WHAT TO PRODUCE: Copy out every line containing the word "muhim".

Source data
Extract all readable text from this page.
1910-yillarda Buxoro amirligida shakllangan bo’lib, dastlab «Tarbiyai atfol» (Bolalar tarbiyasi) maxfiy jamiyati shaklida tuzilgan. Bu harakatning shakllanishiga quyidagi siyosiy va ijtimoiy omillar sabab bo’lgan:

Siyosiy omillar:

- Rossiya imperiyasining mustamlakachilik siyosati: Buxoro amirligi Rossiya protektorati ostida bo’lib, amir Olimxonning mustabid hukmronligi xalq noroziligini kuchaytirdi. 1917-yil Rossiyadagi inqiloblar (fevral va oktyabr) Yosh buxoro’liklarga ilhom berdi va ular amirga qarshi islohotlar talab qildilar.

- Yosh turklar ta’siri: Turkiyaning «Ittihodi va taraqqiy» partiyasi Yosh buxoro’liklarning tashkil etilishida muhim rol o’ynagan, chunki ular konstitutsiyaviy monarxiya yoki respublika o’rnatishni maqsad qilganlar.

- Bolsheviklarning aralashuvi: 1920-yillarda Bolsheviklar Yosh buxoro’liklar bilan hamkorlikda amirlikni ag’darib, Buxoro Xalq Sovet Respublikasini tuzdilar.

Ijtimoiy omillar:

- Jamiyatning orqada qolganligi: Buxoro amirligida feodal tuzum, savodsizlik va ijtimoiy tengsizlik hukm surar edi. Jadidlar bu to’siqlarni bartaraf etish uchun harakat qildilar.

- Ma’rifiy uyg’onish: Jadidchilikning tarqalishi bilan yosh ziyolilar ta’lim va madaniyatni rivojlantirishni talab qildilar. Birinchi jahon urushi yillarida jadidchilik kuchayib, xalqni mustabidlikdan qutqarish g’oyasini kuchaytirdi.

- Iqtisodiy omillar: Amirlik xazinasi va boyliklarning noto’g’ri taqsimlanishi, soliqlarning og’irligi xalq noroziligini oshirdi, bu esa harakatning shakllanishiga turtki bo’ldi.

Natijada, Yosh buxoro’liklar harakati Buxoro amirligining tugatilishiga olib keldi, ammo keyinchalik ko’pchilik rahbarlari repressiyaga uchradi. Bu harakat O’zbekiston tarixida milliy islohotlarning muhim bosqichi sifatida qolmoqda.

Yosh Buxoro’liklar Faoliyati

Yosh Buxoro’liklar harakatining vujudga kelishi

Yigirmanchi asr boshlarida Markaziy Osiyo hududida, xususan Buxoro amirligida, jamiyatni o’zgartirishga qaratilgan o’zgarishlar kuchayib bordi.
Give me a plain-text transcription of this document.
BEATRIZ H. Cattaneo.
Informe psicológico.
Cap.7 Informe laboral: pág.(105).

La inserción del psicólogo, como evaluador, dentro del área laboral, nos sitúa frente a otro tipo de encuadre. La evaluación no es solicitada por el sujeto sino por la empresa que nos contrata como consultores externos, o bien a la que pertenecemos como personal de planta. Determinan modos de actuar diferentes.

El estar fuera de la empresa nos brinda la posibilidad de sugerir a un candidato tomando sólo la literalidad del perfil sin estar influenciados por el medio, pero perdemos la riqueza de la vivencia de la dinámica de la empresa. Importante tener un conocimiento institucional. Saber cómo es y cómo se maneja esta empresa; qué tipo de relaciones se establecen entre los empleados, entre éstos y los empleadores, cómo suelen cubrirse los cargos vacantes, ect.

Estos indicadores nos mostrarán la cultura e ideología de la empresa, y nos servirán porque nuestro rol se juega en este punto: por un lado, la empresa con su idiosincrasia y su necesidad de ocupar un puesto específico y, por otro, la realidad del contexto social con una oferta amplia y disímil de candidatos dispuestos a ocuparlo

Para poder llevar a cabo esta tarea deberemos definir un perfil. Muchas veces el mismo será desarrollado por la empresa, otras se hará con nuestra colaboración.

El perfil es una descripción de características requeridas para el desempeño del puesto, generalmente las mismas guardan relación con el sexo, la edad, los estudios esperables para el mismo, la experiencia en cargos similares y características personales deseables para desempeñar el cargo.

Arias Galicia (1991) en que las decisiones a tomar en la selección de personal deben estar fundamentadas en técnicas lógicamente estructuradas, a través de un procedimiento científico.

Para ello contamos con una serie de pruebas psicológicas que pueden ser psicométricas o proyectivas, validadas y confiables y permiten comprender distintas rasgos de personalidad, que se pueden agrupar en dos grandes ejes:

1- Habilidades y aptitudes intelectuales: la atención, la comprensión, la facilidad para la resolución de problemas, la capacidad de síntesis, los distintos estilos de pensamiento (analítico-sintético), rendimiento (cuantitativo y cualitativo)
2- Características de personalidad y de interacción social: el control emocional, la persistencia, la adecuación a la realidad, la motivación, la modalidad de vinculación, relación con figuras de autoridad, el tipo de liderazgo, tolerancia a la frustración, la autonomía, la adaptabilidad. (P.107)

RESULT OF THIS TASK:
- Yosh turklar ta’siri: Turkiyaning «Ittihodi va taraqqiy» partiyasi Yosh buxoro’liklarning tashkil etilishida muhim rol o’ynagan, chunki ular konstitutsiyaviy monarxiya yoki respublika o’rnatishni maqsad qilganlar.
Natijada, Yosh buxoro’liklar harakati Buxoro amirligining tugatilishiga olib keldi, ammo keyinchalik ko’pchilik rahbarlari repressiyaga uchradi. Bu harakat O’zbekiston tarixida milliy islohotlarning muhim bosqichi sifatida qolmoqda.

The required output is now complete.